[WHAT IS REQUIRED]
Give back each entry unchanged, minus pictures.

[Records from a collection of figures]

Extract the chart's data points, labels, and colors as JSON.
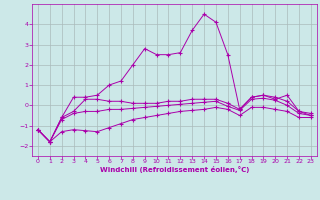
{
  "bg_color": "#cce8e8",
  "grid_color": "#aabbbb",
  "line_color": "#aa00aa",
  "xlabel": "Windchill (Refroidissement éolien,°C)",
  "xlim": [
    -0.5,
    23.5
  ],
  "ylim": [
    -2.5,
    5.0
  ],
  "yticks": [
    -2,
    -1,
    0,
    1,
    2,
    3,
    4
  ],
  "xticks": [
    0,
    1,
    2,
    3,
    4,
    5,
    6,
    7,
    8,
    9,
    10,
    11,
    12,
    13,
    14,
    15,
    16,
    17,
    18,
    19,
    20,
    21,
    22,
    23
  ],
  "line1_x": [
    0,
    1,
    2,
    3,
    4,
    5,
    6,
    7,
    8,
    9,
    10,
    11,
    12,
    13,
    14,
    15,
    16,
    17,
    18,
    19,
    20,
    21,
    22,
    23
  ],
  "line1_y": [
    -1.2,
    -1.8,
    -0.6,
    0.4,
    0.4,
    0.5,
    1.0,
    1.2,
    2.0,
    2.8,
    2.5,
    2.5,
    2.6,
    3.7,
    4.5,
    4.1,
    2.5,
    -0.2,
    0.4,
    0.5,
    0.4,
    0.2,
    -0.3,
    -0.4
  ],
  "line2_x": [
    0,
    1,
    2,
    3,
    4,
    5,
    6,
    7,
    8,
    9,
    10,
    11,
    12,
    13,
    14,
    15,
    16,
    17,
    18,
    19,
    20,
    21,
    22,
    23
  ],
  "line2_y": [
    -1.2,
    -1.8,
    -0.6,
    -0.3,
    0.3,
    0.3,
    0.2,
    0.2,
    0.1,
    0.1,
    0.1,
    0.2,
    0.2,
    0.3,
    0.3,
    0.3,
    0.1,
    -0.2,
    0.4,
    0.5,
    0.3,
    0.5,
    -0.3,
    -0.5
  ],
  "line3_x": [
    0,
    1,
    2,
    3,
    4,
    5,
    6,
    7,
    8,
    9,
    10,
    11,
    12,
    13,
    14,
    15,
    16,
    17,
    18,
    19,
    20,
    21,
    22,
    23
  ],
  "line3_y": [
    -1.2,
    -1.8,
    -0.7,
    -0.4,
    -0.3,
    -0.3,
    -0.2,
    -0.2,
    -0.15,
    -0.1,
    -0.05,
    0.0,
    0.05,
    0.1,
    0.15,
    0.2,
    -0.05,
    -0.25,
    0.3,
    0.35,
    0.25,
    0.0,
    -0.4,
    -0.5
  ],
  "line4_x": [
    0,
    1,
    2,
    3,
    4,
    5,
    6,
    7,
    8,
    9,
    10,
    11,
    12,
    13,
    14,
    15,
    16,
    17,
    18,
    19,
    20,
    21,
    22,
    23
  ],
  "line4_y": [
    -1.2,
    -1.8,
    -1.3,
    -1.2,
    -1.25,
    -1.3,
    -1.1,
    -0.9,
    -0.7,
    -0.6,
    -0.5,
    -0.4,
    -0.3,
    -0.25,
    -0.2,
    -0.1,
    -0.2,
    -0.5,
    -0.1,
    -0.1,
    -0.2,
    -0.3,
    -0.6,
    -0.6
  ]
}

[TASK RESPONSE]
Extract the chart's data points, labels, and colors as JSON.
{
  "bg_color": "#cce8e8",
  "grid_color": "#aabbbb",
  "line_color": "#aa00aa",
  "xlabel": "Windchill (Refroidissement éolien,°C)",
  "xlim": [
    -0.5,
    23.5
  ],
  "ylim": [
    -2.5,
    5.0
  ],
  "yticks": [
    -2,
    -1,
    0,
    1,
    2,
    3,
    4
  ],
  "xticks": [
    0,
    1,
    2,
    3,
    4,
    5,
    6,
    7,
    8,
    9,
    10,
    11,
    12,
    13,
    14,
    15,
    16,
    17,
    18,
    19,
    20,
    21,
    22,
    23
  ],
  "line1_x": [
    0,
    1,
    2,
    3,
    4,
    5,
    6,
    7,
    8,
    9,
    10,
    11,
    12,
    13,
    14,
    15,
    16,
    17,
    18,
    19,
    20,
    21,
    22,
    23
  ],
  "line1_y": [
    -1.2,
    -1.8,
    -0.6,
    0.4,
    0.4,
    0.5,
    1.0,
    1.2,
    2.0,
    2.8,
    2.5,
    2.5,
    2.6,
    3.7,
    4.5,
    4.1,
    2.5,
    -0.2,
    0.4,
    0.5,
    0.4,
    0.2,
    -0.3,
    -0.4
  ],
  "line2_x": [
    0,
    1,
    2,
    3,
    4,
    5,
    6,
    7,
    8,
    9,
    10,
    11,
    12,
    13,
    14,
    15,
    16,
    17,
    18,
    19,
    20,
    21,
    22,
    23
  ],
  "line2_y": [
    -1.2,
    -1.8,
    -0.6,
    -0.3,
    0.3,
    0.3,
    0.2,
    0.2,
    0.1,
    0.1,
    0.1,
    0.2,
    0.2,
    0.3,
    0.3,
    0.3,
    0.1,
    -0.2,
    0.4,
    0.5,
    0.3,
    0.5,
    -0.3,
    -0.5
  ],
  "line3_x": [
    0,
    1,
    2,
    3,
    4,
    5,
    6,
    7,
    8,
    9,
    10,
    11,
    12,
    13,
    14,
    15,
    16,
    17,
    18,
    19,
    20,
    21,
    22,
    23
  ],
  "line3_y": [
    -1.2,
    -1.8,
    -0.7,
    -0.4,
    -0.3,
    -0.3,
    -0.2,
    -0.2,
    -0.15,
    -0.1,
    -0.05,
    0.0,
    0.05,
    0.1,
    0.15,
    0.2,
    -0.05,
    -0.25,
    0.3,
    0.35,
    0.25,
    0.0,
    -0.4,
    -0.5
  ],
  "line4_x": [
    0,
    1,
    2,
    3,
    4,
    5,
    6,
    7,
    8,
    9,
    10,
    11,
    12,
    13,
    14,
    15,
    16,
    17,
    18,
    19,
    20,
    21,
    22,
    23
  ],
  "line4_y": [
    -1.2,
    -1.8,
    -1.3,
    -1.2,
    -1.25,
    -1.3,
    -1.1,
    -0.9,
    -0.7,
    -0.6,
    -0.5,
    -0.4,
    -0.3,
    -0.25,
    -0.2,
    -0.1,
    -0.2,
    -0.5,
    -0.1,
    -0.1,
    -0.2,
    -0.3,
    -0.6,
    -0.6
  ]
}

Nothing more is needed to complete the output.